Work required: Repeat the material exactly, leaving nothing out.

***** Recorded information *****

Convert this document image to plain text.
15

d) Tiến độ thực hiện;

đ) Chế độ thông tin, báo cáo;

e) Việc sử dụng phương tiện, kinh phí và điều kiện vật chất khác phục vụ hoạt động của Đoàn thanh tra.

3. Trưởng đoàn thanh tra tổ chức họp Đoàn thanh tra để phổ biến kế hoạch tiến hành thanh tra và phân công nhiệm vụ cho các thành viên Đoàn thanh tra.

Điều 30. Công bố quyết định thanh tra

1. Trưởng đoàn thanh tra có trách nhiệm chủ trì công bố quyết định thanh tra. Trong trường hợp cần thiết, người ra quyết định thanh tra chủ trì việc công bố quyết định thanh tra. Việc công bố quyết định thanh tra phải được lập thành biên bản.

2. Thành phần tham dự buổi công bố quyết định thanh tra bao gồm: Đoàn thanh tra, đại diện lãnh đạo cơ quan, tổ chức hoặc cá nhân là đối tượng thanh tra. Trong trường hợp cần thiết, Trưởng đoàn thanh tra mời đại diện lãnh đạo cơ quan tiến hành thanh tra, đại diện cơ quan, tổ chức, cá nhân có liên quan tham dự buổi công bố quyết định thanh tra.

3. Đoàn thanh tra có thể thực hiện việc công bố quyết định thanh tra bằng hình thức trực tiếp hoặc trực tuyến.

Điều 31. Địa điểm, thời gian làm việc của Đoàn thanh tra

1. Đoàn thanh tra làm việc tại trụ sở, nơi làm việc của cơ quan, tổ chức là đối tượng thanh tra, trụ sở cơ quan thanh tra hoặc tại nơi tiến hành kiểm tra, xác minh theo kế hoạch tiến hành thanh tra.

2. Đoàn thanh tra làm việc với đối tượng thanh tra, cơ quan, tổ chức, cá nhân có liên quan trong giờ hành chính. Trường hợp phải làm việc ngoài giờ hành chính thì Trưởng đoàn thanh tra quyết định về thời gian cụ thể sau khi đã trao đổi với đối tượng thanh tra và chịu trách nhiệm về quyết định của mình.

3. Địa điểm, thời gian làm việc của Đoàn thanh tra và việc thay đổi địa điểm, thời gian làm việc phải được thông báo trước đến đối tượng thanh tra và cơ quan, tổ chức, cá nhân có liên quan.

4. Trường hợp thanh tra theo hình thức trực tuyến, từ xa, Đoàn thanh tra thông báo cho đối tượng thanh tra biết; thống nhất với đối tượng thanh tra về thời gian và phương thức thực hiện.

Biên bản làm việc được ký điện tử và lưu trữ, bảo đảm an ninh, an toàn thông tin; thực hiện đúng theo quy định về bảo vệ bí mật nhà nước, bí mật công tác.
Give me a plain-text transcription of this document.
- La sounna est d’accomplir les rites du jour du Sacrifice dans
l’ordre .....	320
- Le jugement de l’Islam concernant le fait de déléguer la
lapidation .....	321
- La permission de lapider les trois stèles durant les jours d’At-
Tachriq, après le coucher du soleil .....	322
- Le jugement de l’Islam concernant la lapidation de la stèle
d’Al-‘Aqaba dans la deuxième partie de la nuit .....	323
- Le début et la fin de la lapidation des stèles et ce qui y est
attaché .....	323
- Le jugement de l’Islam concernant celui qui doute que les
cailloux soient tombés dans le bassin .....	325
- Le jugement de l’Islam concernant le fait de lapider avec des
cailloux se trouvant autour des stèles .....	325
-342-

*****

Finished task:
Convert this document image to plain text.
15

d) Tiến độ thực hiện;

đ) Chế độ thông tin, báo cáo;

e) Việc sử dụng phương tiện, kinh phí và điều kiện vật chất khác phục vụ hoạt động của Đoàn thanh tra.

3. Trưởng đoàn thanh tra tổ chức họp Đoàn thanh tra để phổ biến kế hoạch tiến hành thanh tra và phân công nhiệm vụ cho các thành viên Đoàn thanh tra.

Điều 30. Công bố quyết định thanh tra

1. Trưởng đoàn thanh tra có trách nhiệm chủ trì công bố quyết định thanh tra. Trong trường hợp cần thiết, người ra quyết định thanh tra chủ trì việc công bố quyết định thanh tra. Việc công bố quyết định thanh tra phải được lập thành biên bản.

2. Thành phần tham dự buổi công bố quyết định thanh tra bao gồm: Đoàn thanh tra, đại diện lãnh đạo cơ quan, tổ chức hoặc cá nhân là đối tượng thanh tra. Trong trường hợp cần thiết, Trưởng đoàn thanh tra mời đại diện lãnh đạo cơ quan tiến hành thanh tra, đại diện cơ quan, tổ chức, cá nhân có liên quan tham dự buổi công bố quyết định thanh tra.

3. Đoàn thanh tra có thể thực hiện việc công bố quyết định thanh tra bằng hình thức trực tiếp hoặc trực tuyến.

Điều 31. Địa điểm, thời gian làm việc của Đoàn thanh tra

1. Đoàn thanh tra làm việc tại trụ sở, nơi làm việc của cơ quan, tổ chức là đối tượng thanh tra, trụ sở cơ quan thanh tra hoặc tại nơi tiến hành kiểm tra, xác minh theo kế hoạch tiến hành thanh tra.

2. Đoàn thanh tra làm việc với đối tượng thanh tra, cơ quan, tổ chức, cá nhân có liên quan trong giờ hành chính. Trường hợp phải làm việc ngoài giờ hành chính thì Trưởng đoàn thanh tra quyết định về thời gian cụ thể sau khi đã trao đổi với đối tượng thanh tra và chịu trách nhiệm về quyết định của mình.

3. Địa điểm, thời gian làm việc của Đoàn thanh tra và việc thay đổi địa điểm, thời gian làm việc phải được thông báo trước đến đối tượng thanh tra và cơ quan, tổ chức, cá nhân có liên quan.

4. Trường hợp thanh tra theo hình thức trực tuyến, từ xa, Đoàn thanh tra thông báo cho đối tượng thanh tra biết; thống nhất với đối tượng thanh tra về thời gian và phương thức thực hiện.

Biên bản làm việc được ký điện tử và lưu trữ, bảo đảm an ninh, an toàn thông tin; thực hiện đúng theo quy định về bảo vệ bí mật nhà nước, bí mật công tác.
Give me a plain-text transcription of this document.
- La sounna est d’accomplir les rites du jour du Sacrifice dans
l’ordre .....	320
- Le jugement de l’Islam concernant le fait de déléguer la
lapidation .....	321
- La permission de lapider les trois stèles durant les jours d’At-
Tachriq, après le coucher du soleil .....	322
- Le jugement de l’Islam concernant la lapidation de la stèle
d’Al-‘Aqaba dans la deuxième partie de la nuit .....	323
- Le début et la fin de la lapidation des stèles et ce qui y est
attaché .....	323
- Le jugement de l’Islam concernant celui qui doute que les
cailloux soient tombés dans le bassin .....	325
- Le jugement de l’Islam concernant le fait de lapider avec des
cailloux se trouvant autour des stèles .....	325
-342-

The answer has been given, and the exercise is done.